> PROBLEM TO WORK ON
Go through the listing and write out all of it exactly.
── RECORD EXCERPTS
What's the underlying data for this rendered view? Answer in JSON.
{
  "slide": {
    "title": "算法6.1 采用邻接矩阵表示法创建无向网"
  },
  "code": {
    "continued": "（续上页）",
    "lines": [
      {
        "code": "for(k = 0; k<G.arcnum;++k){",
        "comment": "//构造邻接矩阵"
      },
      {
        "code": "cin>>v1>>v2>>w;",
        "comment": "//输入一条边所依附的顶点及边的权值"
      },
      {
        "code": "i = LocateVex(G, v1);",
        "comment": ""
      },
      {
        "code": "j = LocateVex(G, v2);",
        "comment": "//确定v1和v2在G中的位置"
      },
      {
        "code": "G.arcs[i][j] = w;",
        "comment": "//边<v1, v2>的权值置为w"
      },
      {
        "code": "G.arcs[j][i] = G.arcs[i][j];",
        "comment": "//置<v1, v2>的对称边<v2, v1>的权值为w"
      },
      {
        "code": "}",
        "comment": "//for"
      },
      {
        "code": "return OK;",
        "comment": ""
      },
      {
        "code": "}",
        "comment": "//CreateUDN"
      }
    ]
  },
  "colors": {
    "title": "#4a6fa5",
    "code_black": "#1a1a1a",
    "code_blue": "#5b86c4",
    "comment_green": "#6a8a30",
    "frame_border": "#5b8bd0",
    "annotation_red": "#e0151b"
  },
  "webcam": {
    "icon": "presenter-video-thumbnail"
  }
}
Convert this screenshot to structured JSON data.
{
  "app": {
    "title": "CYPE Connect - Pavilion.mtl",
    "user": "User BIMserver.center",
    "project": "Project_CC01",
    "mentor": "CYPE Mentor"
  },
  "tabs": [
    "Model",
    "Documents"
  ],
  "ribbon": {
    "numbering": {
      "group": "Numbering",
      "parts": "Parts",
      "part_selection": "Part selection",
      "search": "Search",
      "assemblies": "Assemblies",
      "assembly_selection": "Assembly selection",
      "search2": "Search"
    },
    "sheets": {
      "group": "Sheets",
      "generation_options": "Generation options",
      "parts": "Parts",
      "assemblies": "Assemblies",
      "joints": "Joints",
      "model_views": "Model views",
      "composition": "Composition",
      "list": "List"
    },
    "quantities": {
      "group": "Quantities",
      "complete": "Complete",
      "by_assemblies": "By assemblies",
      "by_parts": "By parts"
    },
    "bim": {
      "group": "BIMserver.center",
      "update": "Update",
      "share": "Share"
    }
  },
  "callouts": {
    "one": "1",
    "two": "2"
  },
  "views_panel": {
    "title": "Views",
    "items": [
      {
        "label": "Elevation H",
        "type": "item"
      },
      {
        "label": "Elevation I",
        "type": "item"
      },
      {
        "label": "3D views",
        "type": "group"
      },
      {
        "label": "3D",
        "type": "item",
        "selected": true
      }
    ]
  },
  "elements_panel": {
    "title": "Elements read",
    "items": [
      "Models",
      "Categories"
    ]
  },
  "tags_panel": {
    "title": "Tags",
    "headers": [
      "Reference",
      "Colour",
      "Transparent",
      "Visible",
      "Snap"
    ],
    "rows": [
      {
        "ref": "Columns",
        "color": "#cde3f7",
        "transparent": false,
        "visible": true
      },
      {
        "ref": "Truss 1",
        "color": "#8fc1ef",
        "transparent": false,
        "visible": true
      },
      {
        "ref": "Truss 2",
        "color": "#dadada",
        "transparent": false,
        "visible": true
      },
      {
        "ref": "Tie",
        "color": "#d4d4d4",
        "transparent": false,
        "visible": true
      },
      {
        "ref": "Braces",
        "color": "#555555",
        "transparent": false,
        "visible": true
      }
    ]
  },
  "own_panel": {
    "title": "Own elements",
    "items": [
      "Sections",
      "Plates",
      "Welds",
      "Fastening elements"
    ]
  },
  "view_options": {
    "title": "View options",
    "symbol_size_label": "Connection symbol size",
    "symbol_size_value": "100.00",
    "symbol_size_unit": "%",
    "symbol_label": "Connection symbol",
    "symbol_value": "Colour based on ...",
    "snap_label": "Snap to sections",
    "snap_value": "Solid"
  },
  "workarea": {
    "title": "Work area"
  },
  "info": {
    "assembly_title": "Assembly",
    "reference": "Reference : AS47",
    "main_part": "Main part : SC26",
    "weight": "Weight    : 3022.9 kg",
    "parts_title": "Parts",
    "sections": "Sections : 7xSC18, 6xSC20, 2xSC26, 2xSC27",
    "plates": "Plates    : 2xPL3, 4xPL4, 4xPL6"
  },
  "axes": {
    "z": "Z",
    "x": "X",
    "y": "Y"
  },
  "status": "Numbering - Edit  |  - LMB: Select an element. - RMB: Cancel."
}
────
> FULL OUTPUT
What's the underlying data for this rendered view? Answer in JSON.
{
  "slide": {
    "title": "算法6.1 采用邻接矩阵表示法创建无向网"
  },
  "code": {
    "continued": "（续上页）",
    "lines": [
      {
        "code": "for(k = 0; k<G.arcnum;++k){",
        "comment": "//构造邻接矩阵"
      },
      {
        "code": "cin>>v1>>v2>>w;",
        "comment": "//输入一条边所依附的顶点及边的权值"
      },
      {
        "code": "i = LocateVex(G, v1);",
        "comment": ""
      },
      {
        "code": "j = LocateVex(G, v2);",
        "comment": "//确定v1和v2在G中的位置"
      },
      {
        "code": "G.arcs[i][j] = w;",
        "comment": "//边<v1, v2>的权值置为w"
      },
      {
        "code": "G.arcs[j][i] = G.arcs[i][j];",
        "comment": "//置<v1, v2>的对称边<v2, v1>的权值为w"
      },
      {
        "code": "}",
        "comment": "//for"
      },
      {
        "code": "return OK;",
        "comment": ""
      },
      {
        "code": "}",
        "comment": "//CreateUDN"
      }
    ]
  },
  "colors": {
    "title": "#4a6fa5",
    "code_black": "#1a1a1a",
    "code_blue": "#5b86c4",
    "comment_green": "#6a8a30",
    "frame_border": "#5b8bd0",
    "annotation_red": "#e0151b"
  },
  "webcam": {
    "icon": "presenter-video-thumbnail"
  }
}
Convert this screenshot to structured JSON data.
{
  "app": {
    "title": "CYPE Connect - Pavilion.mtl",
    "user": "User BIMserver.center",
    "project": "Project_CC01",
    "mentor": "CYPE Mentor"
  },
  "tabs": [
    "Model",
    "Documents"
  ],
  "ribbon": {
    "numbering": {
      "group": "Numbering",
      "parts": "Parts",
      "part_selection": "Part selection",
      "search": "Search",
      "assemblies": "Assemblies",
      "assembly_selection": "Assembly selection",
      "search2": "Search"
    },
    "sheets": {
      "group": "Sheets",
      "generation_options": "Generation options",
      "parts": "Parts",
      "assemblies": "Assemblies",
      "joints": "Joints",
      "model_views": "Model views",
      "composition": "Composition",
      "list": "List"
    },
    "quantities": {
      "group": "Quantities",
      "complete": "Complete",
      "by_assemblies": "By assemblies",
      "by_parts": "By parts"
    },
    "bim": {
      "group": "BIMserver.center",
      "update": "Update",
      "share": "Share"
    }
  },
  "callouts": {
    "one": "1",
    "two": "2"
  },
  "views_panel": {
    "title": "Views",
    "items": [
      {
        "label": "Elevation H",
        "type": "item"
      },
      {
        "label": "Elevation I",
        "type": "item"
      },
      {
        "label": "3D views",
        "type": "group"
      },
      {
        "label": "3D",
        "type": "item",
        "selected": true
      }
    ]
  },
  "elements_panel": {
    "title": "Elements read",
    "items": [
      "Models",
      "Categories"
    ]
  },
  "tags_panel": {
    "title": "Tags",
    "headers": [
      "Reference",
      "Colour",
      "Transparent",
      "Visible",
      "Snap"
    ],
    "rows": [
      {
        "ref": "Columns",
        "color": "#cde3f7",
        "transparent": false,
        "visible": true
      },
      {
        "ref": "Truss 1",
        "color": "#8fc1ef",
        "transparent": false,
        "visible": true
      },
      {
        "ref": "Truss 2",
        "color": "#dadada",
        "transparent": false,
        "visible": true
      },
      {
        "ref": "Tie",
        "color": "#d4d4d4",
        "transparent": false,
        "visible": true
      },
      {
        "ref": "Braces",
        "color": "#555555",
        "transparent": false,
        "visible": true
      }
    ]
  },
  "own_panel": {
    "title": "Own elements",
    "items": [
      "Sections",
      "Plates",
      "Welds",
      "Fastening elements"
    ]
  },
  "view_options": {
    "title": "View options",
    "symbol_size_label": "Connection symbol size",
    "symbol_size_value": "100.00",
    "symbol_size_unit": "%",
    "symbol_label": "Connection symbol",
    "symbol_value": "Colour based on ...",
    "snap_label": "Snap to sections",
    "snap_value": "Solid"
  },
  "workarea": {
    "title": "Work area"
  },
  "info": {
    "assembly_title": "Assembly",
    "reference": "Reference : AS47",
    "main_part": "Main part : SC26",
    "weight": "Weight    : 3022.9 kg",
    "parts_title": "Parts",
    "sections": "Sections : 7xSC18, 6xSC20, 2xSC26, 2xSC27",
    "plates": "Plates    : 2xPL3, 4xPL4, 4xPL6"
  },
  "axes": {
    "z": "Z",
    "x": "X",
    "y": "Y"
  },
  "status": "Numbering - Edit  |  - LMB: Select an element. - RMB: Cancel."
}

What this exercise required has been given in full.